Dataset records:
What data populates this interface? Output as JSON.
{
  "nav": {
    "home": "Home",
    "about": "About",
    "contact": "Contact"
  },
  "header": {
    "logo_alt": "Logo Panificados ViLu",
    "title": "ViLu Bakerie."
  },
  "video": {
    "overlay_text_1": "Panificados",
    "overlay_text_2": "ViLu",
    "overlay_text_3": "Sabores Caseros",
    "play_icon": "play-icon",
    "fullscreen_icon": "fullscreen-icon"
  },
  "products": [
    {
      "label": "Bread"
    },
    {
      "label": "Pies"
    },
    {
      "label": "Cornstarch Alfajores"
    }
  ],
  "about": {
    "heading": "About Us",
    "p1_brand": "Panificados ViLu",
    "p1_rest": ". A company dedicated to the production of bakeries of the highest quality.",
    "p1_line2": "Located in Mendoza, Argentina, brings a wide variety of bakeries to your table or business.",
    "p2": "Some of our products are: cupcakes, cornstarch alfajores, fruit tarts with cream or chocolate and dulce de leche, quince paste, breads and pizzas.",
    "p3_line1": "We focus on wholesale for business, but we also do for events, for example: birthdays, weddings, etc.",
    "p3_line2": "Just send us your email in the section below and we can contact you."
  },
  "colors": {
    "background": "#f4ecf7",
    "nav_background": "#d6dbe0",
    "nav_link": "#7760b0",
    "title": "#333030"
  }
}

What is required: Your task is to print all of the records exactly.

The output:
What data populates this interface? Output as JSON.
{
  "nav": {
    "home": "Home",
    "about": "About",
    "contact": "Contact"
  },
  "header": {
    "logo_alt": "Logo Panificados ViLu",
    "title": "ViLu Bakerie."
  },
  "video": {
    "overlay_text_1": "Panificados",
    "overlay_text_2": "ViLu",
    "overlay_text_3": "Sabores Caseros",
    "play_icon": "play-icon",
    "fullscreen_icon": "fullscreen-icon"
  },
  "products": [
    {
      "label": "Bread"
    },
    {
      "label": "Pies"
    },
    {
      "label": "Cornstarch Alfajores"
    }
  ],
  "about": {
    "heading": "About Us",
    "p1_brand": "Panificados ViLu",
    "p1_rest": ". A company dedicated to the production of bakeries of the highest quality.",
    "p1_line2": "Located in Mendoza, Argentina, brings a wide variety of bakeries to your table or business.",
    "p2": "Some of our products are: cupcakes, cornstarch alfajores, fruit tarts with cream or chocolate and dulce de leche, quince paste, breads and pizzas.",
    "p3_line1": "We focus on wholesale for business, but we also do for events, for example: birthdays, weddings, etc.",
    "p3_line2": "Just send us your email in the section below and we can contact you."
  },
  "colors": {
    "background": "#f4ecf7",
    "nav_background": "#d6dbe0",
    "nav_link": "#7760b0",
    "title": "#333030"
  }
}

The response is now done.